Stored rows:
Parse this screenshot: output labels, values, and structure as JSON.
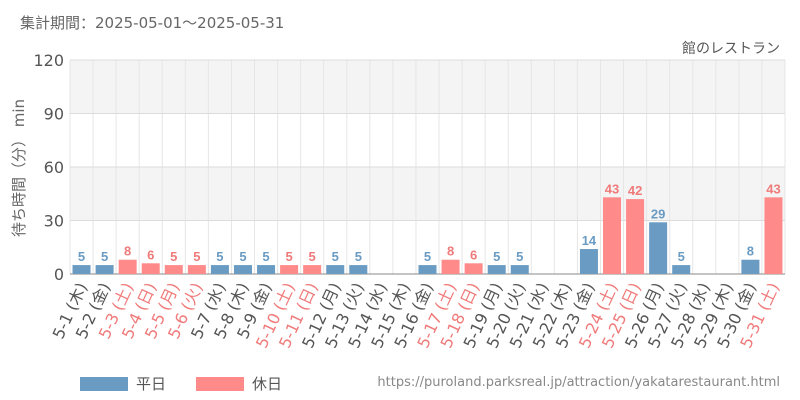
{
  "header": {
    "period": "集計期間：2025-05-01～2025-05-31"
  },
  "footer": {
    "url": "https://puroland.parksreal.jp/attraction/yakatarestaurant.html"
  },
  "colors": {
    "weekday": "#6a9bc3",
    "holiday": "#ff8a8a",
    "holiday_label": "#f07a7a",
    "text": "#555555"
  },
  "chart_data": {
    "type": "bar",
    "title": "館のレストラン",
    "ylabel": "待ち時間（分） min",
    "ylim": [
      0,
      120
    ],
    "yticks": [
      0,
      30,
      60,
      90,
      120
    ],
    "grid": true,
    "legend_position": "bottom-left",
    "categories": [
      "5-1 (木)",
      "5-2 (金)",
      "5-3 (土)",
      "5-4 (日)",
      "5-5 (月)",
      "5-6 (火)",
      "5-7 (水)",
      "5-8 (木)",
      "5-9 (金)",
      "5-10 (土)",
      "5-11 (日)",
      "5-12 (月)",
      "5-13 (火)",
      "5-14 (水)",
      "5-15 (木)",
      "5-16 (金)",
      "5-17 (土)",
      "5-18 (日)",
      "5-19 (月)",
      "5-20 (火)",
      "5-21 (水)",
      "5-22 (木)",
      "5-23 (金)",
      "5-24 (土)",
      "5-25 (日)",
      "5-26 (月)",
      "5-27 (火)",
      "5-28 (水)",
      "5-29 (木)",
      "5-30 (金)",
      "5-31 (土)"
    ],
    "values": [
      5,
      5,
      8,
      6,
      5,
      5,
      5,
      5,
      5,
      5,
      5,
      5,
      5,
      null,
      null,
      5,
      8,
      6,
      5,
      5,
      null,
      null,
      14,
      43,
      42,
      29,
      5,
      null,
      null,
      8,
      43
    ],
    "day_type": [
      "weekday",
      "weekday",
      "holiday",
      "holiday",
      "holiday",
      "holiday",
      "weekday",
      "weekday",
      "weekday",
      "holiday",
      "holiday",
      "weekday",
      "weekday",
      "weekday",
      "weekday",
      "weekday",
      "holiday",
      "holiday",
      "weekday",
      "weekday",
      "weekday",
      "weekday",
      "weekday",
      "holiday",
      "holiday",
      "weekday",
      "weekday",
      "weekday",
      "weekday",
      "weekday",
      "holiday"
    ],
    "legend": [
      {
        "key": "weekday",
        "label": "平日"
      },
      {
        "key": "holiday",
        "label": "休日"
      }
    ]
  }
}
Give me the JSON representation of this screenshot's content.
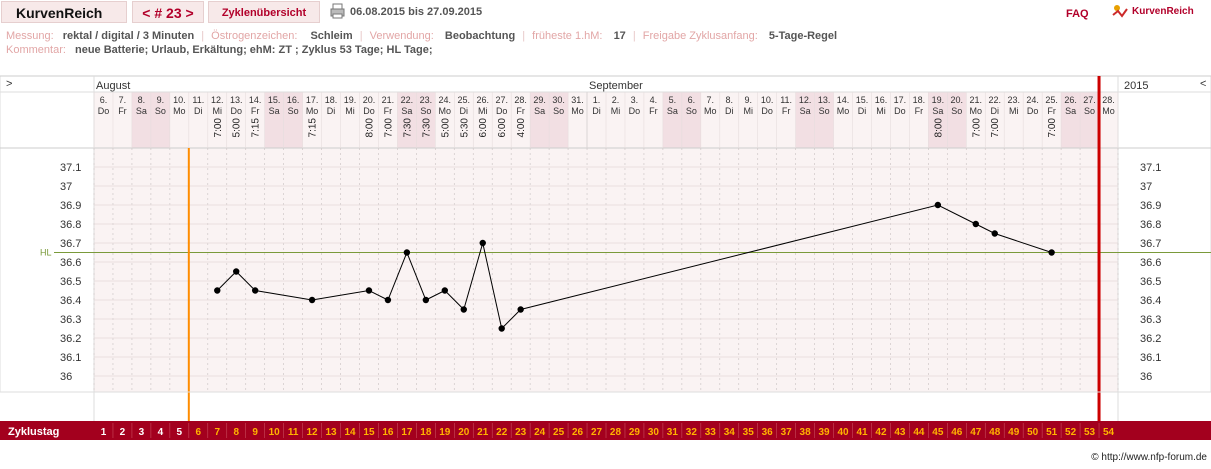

What is expected:
Using the records above, list each line that includes "JSON".

Solved problem:
Parse this screenshot: output labels, values, and structure as JSON.
Give me the JSON representation of this screenshot's content.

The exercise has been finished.